→ **WRITTEN TASK**
Reproduce the entries from the beginning through the line containing "The gaps 160 is at (343, 375).", substituting "cross-sectional view" for "sectional view" and leaving everything else unchanged.

* BEGIN PROVIDED DATA *

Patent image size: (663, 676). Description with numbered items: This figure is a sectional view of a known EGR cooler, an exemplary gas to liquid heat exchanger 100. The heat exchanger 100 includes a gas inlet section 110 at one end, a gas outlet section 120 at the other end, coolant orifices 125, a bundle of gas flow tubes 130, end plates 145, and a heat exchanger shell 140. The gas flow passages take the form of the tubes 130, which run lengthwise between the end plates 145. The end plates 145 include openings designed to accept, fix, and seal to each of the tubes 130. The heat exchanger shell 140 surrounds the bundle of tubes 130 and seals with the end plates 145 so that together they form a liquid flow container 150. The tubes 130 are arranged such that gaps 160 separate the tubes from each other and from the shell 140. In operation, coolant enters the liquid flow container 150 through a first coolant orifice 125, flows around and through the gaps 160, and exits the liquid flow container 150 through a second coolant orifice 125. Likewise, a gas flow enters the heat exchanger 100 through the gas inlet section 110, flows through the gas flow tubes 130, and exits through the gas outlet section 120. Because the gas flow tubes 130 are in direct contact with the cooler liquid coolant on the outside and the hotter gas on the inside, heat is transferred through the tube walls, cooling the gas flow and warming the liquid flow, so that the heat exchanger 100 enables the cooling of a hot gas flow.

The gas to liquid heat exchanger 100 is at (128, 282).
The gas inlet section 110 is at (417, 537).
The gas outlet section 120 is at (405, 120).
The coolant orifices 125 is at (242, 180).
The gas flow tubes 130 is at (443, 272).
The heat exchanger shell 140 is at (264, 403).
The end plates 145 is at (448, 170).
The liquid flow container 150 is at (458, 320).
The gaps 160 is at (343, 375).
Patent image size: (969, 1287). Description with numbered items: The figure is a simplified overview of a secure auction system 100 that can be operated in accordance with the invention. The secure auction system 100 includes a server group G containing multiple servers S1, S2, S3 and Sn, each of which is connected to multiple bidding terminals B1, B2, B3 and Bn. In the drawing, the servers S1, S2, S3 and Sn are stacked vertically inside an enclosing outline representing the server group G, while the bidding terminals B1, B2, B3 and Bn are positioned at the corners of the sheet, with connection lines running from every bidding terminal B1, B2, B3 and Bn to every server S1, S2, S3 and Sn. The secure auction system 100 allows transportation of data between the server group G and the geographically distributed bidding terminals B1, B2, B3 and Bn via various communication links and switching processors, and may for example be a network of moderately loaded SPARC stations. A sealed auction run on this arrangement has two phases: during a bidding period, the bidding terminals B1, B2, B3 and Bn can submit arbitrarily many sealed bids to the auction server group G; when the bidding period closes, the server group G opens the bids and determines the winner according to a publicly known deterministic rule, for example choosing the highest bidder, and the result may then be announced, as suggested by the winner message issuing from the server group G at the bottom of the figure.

* END PROVIDED DATA *

→ **WRITTEN ANSWER**
Patent image size: (663, 676). Description with numbered items: This figure is a cross-sectional view of a known EGR cooler, an exemplary gas to liquid heat exchanger 100. The heat exchanger 100 includes a gas inlet section 110 at one end, a gas outlet section 120 at the other end, coolant orifices 125, a bundle of gas flow tubes 130, end plates 145, and a heat exchanger shell 140. The gas flow passages take the form of the tubes 130, which run lengthwise between the end plates 145. The end plates 145 include openings designed to accept, fix, and seal to each of the tubes 130. The heat exchanger shell 140 surrounds the bundle of tubes 130 and seals with the end plates 145 so that together they form a liquid flow container 150. The tubes 130 are arranged such that gaps 160 separate the tubes from each other and from the shell 140. In operation, coolant enters the liquid flow container 150 through a first coolant orifice 125, flows around and through the gaps 160, and exits the liquid flow container 150 through a second coolant orifice 125. Likewise, a gas flow enters the heat exchanger 100 through the gas inlet section 110, flows through the gas flow tubes 130, and exits through the gas outlet section 120. Because the gas flow tubes 130 are in direct contact with the cooler liquid coolant on the outside and the hotter gas on the inside, heat is transferred through the tube walls, cooling the gas flow and warming the liquid flow, so that the heat exchanger 100 enables the cooling of a hot gas flow.

The gas to liquid heat exchanger 100 is at (128, 282).
The gas inlet section 110 is at (417, 537).
The gas outlet section 120 is at (405, 120).
The coolant orifices 125 is at (242, 180).
The gas flow tubes 130 is at (443, 272).
The heat exchanger shell 140 is at (264, 403).
The end plates 145 is at (448, 170).
The liquid flow container 150 is at (458, 320).
The gaps 160 is at (343, 375).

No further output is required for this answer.